# PASSAGE GIVEN
################
Studio album by Pete Rock & CL Smooth
- Released: November 8, 1994
- Recorded: 1993–1994
- Studio: Greene St. Recording in New York City
- Genres: East Coast hip hop; golden age hip hop; jazz rap;
- Length: 76:13
- Labels: Elektra 61661
- Producer: Pete Rock & CL Smooth

Pete Rock & CL Smooth chronology
| Mecca and the Soul Brother (1992) | The Main Ingredient (1994) | Soul Survivor (1998) |

Singles from The Main Ingredient
- "I Got a Love" Released: 1994; "Take You There" Released: 1994; "Searching" Released: 1995;

= The Main Ingredient (Pete Rock & CL Smooth album) =

The Main Ingredient is the second album by Pete Rock & CL Smooth, released on November 8, 1994. It is the duo's last studio album to date.

== Music ==
Characterized by sultry soul and jazz samples, The Main Ingredient saw a more polished sound than the duo's debut, building on the praise that they had already garnered. The album is notable for its snappy, crispy drums and extensive use of vocal scratches, usually from songs by Biz Markie. Although missing a centerpiece on the scale of "They Reminisce Over You (T.R.O.Y.)", the album contains some of the duo's best known work, in the form of tracks such as the upbeat "In The House", and the catchy "Sun Won't Come Out", which features a lush vocal sample from the song of the same name by Harvey Scales.

Continuing a theme initiated by Mecca and the Soul Brother, brief instrumental interludes are placed at the beginning and end of songs. With the exception of just a few tracks, this feature is recurrent throughout the album. In addition, The Main Ingredient saw Rock fleshing out and defining his trademark production style, which is now recognized for often containing smooth basslines, swirling horns, filtered samples, and spacious grooves. The production on this album proved to be influential upon a legion of latter day producers.
################
[Bounding box annotations]
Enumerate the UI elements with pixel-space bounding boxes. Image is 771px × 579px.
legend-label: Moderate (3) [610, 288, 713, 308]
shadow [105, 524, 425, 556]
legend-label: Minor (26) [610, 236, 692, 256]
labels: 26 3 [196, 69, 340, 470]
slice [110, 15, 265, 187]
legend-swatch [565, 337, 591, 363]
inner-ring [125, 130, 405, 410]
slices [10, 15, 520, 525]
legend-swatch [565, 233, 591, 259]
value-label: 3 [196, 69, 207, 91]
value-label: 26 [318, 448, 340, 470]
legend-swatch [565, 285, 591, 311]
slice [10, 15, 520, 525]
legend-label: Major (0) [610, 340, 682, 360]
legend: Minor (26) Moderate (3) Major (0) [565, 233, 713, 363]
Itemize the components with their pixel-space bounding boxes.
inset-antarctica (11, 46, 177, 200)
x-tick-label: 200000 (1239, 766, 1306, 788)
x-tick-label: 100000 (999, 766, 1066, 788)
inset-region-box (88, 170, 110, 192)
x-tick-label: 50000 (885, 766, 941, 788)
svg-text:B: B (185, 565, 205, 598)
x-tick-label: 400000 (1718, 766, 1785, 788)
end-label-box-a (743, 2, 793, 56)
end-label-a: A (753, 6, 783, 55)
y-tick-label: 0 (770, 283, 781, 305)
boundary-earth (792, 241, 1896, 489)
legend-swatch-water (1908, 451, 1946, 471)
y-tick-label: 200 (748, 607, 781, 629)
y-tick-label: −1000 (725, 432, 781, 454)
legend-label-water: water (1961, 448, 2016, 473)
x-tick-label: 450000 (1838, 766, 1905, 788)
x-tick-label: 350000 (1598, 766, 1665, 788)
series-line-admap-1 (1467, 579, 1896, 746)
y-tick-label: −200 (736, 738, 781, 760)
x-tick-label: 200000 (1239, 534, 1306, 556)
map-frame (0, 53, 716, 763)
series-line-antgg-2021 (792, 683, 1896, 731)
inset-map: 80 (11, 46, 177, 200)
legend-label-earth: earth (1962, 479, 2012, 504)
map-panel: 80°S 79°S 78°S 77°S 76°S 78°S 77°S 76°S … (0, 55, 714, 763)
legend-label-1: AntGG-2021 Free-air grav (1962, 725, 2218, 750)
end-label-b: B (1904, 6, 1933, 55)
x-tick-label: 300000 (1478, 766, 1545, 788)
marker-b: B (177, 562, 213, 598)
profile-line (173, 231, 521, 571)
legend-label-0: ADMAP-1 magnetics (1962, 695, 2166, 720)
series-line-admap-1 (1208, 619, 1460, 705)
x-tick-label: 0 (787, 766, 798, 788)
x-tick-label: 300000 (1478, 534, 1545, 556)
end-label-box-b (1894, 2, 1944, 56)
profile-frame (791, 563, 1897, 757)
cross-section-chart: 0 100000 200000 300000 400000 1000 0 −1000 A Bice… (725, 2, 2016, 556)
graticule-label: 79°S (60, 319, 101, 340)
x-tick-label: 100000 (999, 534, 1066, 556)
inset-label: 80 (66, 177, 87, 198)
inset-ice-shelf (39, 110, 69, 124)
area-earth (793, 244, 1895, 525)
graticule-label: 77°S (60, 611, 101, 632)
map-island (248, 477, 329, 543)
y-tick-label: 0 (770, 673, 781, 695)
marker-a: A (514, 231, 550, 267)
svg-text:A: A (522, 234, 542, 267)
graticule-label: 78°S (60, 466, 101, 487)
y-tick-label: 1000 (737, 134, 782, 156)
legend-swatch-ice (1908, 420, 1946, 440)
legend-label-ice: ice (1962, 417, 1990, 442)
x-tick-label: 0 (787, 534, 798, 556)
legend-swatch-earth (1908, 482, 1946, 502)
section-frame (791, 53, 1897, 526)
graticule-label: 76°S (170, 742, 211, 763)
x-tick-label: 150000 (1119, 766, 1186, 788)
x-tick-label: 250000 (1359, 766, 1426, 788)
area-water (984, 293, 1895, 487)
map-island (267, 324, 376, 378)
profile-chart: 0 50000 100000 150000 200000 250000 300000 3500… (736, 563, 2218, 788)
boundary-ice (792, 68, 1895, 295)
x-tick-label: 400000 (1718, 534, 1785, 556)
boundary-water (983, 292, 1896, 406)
################
# REQUIRED WORK
A. Do the following statements agree with the article on The Main Ingredient? (i) The album was recorded at Greene St. Recording in New York City. (ii) The Main Ingredient was the duo's debut album. (iii) The vocal scratches on the album usually come from songs by Biz Markie. For each, answer yes or no and quote the words of the article that decide it.
B. Resume the article on The Main Ingredient, continuing it from its final sentence.

# RESULTS OF THE TASKS
A.
(i) Yes: "Studio: Greene St. Recording in New York City"
(ii) No: "The Main Ingredient is the second album by Pete Rock & CL Smooth"
(iii) Yes: "extensive use of vocal scratches, usually from songs by Biz Markie"

B.
== Reception ==

Though overlooked at the time of its release, the album has since been re-evaluated with high critical acclaim. AllMusic's Stanton Swihart called it "an album that is far more focused" and "just as good as the first record, perhaps an even more satisfying single listen." Swihart described Rock's production work as "among some of the most seductive in hip-hop", and CL as "lyrically on point, spitting out intellectual rhymes and narratives that are just as propulsive and engaging as the music."

"I Got A Love" was the album's lead off single, followed by "Take You There" and "Searching", released in 1995. That same year, the duo appeared in a well received Sprite commercial; however, they soon announced their breaking up citing creative differences, although both parties have since admitted that an unstable working relationship was the main cause of their split. The album was a favorite of the late producer J Dilla, who played it while meeting with Pete Rock to record Slum Village's "Once Upon A Time" for the album, Fantastic, Vol. 2 in 1998.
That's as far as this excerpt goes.